EXERCISE
Every entry below must appear again, exactly as written.

::: PROVIDED INFORMATION

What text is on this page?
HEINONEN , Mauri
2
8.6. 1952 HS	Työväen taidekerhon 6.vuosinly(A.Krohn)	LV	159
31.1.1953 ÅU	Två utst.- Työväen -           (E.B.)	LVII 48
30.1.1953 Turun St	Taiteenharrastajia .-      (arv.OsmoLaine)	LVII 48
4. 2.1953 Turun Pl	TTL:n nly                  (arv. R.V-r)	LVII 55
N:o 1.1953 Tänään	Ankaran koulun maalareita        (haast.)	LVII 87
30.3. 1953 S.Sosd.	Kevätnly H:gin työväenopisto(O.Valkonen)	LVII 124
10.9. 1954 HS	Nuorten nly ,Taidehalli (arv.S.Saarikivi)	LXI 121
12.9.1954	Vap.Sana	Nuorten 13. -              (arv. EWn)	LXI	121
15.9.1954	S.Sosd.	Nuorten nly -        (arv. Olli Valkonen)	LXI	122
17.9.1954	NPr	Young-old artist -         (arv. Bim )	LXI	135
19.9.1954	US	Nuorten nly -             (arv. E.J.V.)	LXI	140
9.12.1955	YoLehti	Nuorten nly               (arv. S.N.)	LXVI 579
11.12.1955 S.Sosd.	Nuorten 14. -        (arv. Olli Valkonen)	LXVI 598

::::::

FULL RESPONSE
What text is on this page?
HEINONEN , Mauri
2
8.6. 1952 HS	Työväen taidekerhon 6.vuosinly(A.Krohn)	LV	159
31.1.1953 ÅU	Två utst.- Työväen -           (E.B.)	LVII 48
30.1.1953 Turun St	Taiteenharrastajia .-      (arv.OsmoLaine)	LVII 48
4. 2.1953 Turun Pl	TTL:n nly                  (arv. R.V-r)	LVII 55
N:o 1.1953 Tänään	Ankaran koulun maalareita        (haast.)	LVII 87
30.3. 1953 S.Sosd.	Kevätnly H:gin työväenopisto(O.Valkonen)	LVII 124
10.9. 1954 HS	Nuorten nly ,Taidehalli (arv.S.Saarikivi)	LXI 121
12.9.1954	Vap.Sana	Nuorten 13. -              (arv. EWn)	LXI	121
15.9.1954	S.Sosd.	Nuorten nly -        (arv. Olli Valkonen)	LXI	122
17.9.1954	NPr	Young-old artist -         (arv. Bim )	LXI	135
19.9.1954	US	Nuorten nly -             (arv. E.J.V.)	LXI	140
9.12.1955	YoLehti	Nuorten nly               (arv. S.N.)	LXVI 579
11.12.1955 S.Sosd.	Nuorten 14. -        (arv. Olli Valkonen)	LXVI 598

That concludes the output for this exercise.